## AIM
Repeat exactly, and only, the lines from the one containing "What does this" through the end of the records.

## RECORDS FOR PROCESSING
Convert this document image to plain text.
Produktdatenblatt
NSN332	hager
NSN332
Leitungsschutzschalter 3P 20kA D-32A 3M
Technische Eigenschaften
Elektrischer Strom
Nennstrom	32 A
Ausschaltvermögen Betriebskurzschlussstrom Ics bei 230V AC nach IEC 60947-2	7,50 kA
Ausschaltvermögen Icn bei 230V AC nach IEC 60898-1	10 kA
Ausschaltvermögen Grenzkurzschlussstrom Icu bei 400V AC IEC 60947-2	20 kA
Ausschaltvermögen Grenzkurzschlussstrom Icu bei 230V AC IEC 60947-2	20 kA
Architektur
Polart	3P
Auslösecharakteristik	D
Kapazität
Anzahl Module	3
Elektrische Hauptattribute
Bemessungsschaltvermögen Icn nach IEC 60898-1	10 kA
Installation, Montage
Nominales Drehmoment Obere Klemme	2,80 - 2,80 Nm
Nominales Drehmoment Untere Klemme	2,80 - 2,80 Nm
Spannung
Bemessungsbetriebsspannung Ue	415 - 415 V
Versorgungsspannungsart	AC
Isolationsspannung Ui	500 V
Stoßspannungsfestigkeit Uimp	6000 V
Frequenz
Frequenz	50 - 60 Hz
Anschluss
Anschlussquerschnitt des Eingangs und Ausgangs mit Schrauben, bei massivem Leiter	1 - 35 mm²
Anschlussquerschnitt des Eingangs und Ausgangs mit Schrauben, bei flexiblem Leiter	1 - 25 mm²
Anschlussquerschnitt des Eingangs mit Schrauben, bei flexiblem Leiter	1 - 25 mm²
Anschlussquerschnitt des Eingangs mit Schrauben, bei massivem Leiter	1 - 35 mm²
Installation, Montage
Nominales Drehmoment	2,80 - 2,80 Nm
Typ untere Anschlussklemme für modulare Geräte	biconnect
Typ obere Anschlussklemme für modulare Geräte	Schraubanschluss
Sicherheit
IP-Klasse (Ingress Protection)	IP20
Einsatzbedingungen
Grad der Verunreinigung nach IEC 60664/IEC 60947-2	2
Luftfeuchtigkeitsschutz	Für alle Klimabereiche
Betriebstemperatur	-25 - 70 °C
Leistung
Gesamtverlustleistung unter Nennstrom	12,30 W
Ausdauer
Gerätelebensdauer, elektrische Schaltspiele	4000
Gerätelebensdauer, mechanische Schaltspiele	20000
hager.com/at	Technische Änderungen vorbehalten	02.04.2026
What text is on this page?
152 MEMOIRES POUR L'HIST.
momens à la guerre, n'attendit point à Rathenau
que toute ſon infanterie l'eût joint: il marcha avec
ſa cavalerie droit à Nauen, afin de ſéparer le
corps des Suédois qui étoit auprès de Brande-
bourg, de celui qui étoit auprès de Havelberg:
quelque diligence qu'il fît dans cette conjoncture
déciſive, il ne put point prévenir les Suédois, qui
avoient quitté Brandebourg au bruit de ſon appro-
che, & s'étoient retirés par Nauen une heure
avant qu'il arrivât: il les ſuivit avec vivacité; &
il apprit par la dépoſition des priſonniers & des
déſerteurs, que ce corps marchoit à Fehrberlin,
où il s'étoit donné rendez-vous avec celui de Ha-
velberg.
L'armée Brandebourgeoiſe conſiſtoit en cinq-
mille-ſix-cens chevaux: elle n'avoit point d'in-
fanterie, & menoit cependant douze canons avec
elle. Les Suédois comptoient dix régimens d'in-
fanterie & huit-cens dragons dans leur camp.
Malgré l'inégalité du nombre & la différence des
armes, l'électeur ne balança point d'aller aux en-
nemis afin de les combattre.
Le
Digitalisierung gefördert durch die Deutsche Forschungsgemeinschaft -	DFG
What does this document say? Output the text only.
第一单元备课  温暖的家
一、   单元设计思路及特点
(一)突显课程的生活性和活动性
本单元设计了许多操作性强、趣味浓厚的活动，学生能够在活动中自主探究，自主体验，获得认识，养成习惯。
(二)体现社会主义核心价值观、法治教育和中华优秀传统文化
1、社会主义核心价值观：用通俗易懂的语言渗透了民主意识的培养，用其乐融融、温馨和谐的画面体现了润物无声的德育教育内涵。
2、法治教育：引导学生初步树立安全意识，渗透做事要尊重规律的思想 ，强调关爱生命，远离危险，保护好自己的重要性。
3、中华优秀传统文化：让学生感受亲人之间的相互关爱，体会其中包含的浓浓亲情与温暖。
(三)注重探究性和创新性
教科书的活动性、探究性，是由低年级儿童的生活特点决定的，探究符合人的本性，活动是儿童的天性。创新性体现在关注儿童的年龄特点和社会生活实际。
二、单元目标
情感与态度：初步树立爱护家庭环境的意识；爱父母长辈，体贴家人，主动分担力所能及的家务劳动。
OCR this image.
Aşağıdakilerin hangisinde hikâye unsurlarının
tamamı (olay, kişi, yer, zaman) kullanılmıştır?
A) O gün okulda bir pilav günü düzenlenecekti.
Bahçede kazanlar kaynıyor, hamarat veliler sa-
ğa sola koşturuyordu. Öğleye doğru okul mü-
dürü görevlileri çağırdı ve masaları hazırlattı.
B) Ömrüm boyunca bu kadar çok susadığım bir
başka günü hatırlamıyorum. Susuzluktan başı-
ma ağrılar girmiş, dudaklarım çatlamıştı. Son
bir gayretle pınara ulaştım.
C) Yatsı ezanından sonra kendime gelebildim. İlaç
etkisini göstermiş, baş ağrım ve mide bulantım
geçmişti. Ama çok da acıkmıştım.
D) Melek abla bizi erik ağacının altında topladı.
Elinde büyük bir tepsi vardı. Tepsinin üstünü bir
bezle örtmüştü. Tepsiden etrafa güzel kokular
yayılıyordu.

## ANSWER BELOW
What does this document say? Output the text only.
第一单元备课  温暖的家
一、   单元设计思路及特点
(一)突显课程的生活性和活动性
本单元设计了许多操作性强、趣味浓厚的活动，学生能够在活动中自主探究，自主体验，获得认识，养成习惯。
(二)体现社会主义核心价值观、法治教育和中华优秀传统文化
1、社会主义核心价值观：用通俗易懂的语言渗透了民主意识的培养，用其乐融融、温馨和谐的画面体现了润物无声的德育教育内涵。
2、法治教育：引导学生初步树立安全意识，渗透做事要尊重规律的思想 ，强调关爱生命，远离危险，保护好自己的重要性。
3、中华优秀传统文化：让学生感受亲人之间的相互关爱，体会其中包含的浓浓亲情与温暖。
(三)注重探究性和创新性
教科书的活动性、探究性，是由低年级儿童的生活特点决定的，探究符合人的本性，活动是儿童的天性。创新性体现在关注儿童的年龄特点和社会生活实际。
二、单元目标
情感与态度：初步树立爱护家庭环境的意识；爱父母长辈，体贴家人，主动分担力所能及的家务劳动。
OCR this image.
Aşağıdakilerin hangisinde hikâye unsurlarının
tamamı (olay, kişi, yer, zaman) kullanılmıştır?
A) O gün okulda bir pilav günü düzenlenecekti.
Bahçede kazanlar kaynıyor, hamarat veliler sa-
ğa sola koşturuyordu. Öğleye doğru okul mü-
dürü görevlileri çağırdı ve masaları hazırlattı.
B) Ömrüm boyunca bu kadar çok susadığım bir
başka günü hatırlamıyorum. Susuzluktan başı-
ma ağrılar girmiş, dudaklarım çatlamıştı. Son
bir gayretle pınara ulaştım.
C) Yatsı ezanından sonra kendime gelebildim. İlaç
etkisini göstermiş, baş ağrım ve mide bulantım
geçmişti. Ama çok da acıkmıştım.
D) Melek abla bizi erik ağacının altında topladı.
Elinde büyük bir tepsi vardı. Tepsinin üstünü bir
bezle örtmüştü. Tepsiden etrafa güzel kokular
yayılıyordu.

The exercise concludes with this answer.